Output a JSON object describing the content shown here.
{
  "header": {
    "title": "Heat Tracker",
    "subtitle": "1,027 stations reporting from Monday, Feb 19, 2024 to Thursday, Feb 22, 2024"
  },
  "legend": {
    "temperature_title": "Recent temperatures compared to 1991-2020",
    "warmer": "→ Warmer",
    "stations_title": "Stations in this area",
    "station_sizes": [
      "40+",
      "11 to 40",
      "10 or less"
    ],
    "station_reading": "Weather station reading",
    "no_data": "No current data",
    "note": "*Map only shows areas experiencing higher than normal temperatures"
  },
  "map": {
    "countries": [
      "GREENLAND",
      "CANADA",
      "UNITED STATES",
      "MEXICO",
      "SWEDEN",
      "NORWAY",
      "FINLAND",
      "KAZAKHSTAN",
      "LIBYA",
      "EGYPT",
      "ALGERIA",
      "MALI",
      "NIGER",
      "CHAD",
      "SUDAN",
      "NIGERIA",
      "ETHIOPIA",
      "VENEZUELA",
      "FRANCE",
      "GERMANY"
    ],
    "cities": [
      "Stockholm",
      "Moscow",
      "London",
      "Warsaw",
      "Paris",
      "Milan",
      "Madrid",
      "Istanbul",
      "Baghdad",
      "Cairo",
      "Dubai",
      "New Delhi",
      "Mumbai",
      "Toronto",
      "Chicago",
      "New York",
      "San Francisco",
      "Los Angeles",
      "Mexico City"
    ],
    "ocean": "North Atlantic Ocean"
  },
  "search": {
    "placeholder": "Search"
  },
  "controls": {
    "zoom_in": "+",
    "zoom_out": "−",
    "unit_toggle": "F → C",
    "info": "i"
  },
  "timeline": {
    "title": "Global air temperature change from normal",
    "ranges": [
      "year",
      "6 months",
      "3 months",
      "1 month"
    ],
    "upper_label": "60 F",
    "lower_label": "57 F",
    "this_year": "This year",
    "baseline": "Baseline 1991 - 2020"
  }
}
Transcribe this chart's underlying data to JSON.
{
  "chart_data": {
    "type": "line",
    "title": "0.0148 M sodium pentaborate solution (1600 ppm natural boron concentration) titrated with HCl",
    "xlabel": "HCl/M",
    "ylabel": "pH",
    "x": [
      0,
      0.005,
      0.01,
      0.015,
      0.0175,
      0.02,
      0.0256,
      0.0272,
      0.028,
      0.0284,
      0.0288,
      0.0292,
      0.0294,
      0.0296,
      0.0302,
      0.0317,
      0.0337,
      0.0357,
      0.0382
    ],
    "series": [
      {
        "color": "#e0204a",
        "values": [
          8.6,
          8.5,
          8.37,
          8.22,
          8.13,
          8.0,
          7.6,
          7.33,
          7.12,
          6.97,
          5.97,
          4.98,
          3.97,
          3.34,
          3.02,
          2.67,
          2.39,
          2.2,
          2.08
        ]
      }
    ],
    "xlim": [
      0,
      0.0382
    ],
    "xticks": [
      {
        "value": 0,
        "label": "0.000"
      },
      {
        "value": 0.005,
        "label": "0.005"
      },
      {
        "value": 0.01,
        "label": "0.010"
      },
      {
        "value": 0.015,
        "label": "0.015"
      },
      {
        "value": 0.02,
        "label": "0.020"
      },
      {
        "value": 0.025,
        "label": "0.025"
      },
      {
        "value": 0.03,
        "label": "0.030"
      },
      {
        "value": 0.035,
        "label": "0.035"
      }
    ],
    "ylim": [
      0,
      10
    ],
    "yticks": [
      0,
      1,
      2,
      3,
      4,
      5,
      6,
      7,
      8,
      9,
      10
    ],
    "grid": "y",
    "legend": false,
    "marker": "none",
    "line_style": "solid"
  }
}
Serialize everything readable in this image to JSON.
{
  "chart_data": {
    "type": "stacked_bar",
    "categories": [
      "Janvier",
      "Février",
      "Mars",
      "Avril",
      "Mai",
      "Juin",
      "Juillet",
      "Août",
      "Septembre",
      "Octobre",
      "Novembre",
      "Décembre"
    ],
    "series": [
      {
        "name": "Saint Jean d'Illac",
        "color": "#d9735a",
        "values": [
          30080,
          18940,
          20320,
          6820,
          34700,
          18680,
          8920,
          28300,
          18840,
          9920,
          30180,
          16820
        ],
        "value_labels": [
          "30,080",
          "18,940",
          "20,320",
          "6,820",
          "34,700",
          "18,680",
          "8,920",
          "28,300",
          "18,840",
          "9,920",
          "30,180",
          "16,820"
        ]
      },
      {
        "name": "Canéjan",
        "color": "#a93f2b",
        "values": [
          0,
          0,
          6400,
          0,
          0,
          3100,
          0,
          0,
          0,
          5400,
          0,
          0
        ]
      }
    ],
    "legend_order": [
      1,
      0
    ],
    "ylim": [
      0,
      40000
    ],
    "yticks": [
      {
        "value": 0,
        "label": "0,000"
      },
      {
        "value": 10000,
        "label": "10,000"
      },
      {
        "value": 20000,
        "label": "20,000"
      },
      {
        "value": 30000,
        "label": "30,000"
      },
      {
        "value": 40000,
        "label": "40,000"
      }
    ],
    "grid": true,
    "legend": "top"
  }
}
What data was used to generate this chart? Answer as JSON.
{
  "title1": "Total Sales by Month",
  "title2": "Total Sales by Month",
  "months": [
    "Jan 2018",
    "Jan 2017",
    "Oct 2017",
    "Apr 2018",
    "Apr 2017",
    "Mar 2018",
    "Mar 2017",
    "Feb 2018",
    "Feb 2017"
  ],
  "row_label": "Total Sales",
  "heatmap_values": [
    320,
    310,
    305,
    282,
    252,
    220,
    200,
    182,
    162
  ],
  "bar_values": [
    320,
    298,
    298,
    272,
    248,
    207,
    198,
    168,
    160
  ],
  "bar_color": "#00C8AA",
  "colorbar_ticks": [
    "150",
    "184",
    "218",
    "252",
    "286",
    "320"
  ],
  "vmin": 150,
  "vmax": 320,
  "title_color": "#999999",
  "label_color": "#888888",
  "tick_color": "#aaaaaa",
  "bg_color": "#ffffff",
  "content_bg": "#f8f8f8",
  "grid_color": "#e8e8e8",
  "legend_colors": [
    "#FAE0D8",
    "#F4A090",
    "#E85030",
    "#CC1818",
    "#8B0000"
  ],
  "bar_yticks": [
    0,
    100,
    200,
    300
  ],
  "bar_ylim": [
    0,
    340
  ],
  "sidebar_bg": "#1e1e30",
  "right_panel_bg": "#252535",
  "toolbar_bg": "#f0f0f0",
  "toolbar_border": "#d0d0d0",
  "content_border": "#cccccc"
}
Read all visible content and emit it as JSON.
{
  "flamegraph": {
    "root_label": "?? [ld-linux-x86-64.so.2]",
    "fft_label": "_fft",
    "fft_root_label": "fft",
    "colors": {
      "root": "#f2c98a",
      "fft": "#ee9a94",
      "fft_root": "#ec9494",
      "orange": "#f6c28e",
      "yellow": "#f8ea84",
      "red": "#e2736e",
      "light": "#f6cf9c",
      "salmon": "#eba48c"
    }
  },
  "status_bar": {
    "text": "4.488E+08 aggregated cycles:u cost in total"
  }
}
***
What is being asked: Locate the word "from" in the records and collect each line it appears in.

Task output:
    "subtitle": "1,027 stations reporting from Monday, Feb 19, 2024 to Thursday, Feb 22, 2024"
    "title": "Global air temperature change from normal",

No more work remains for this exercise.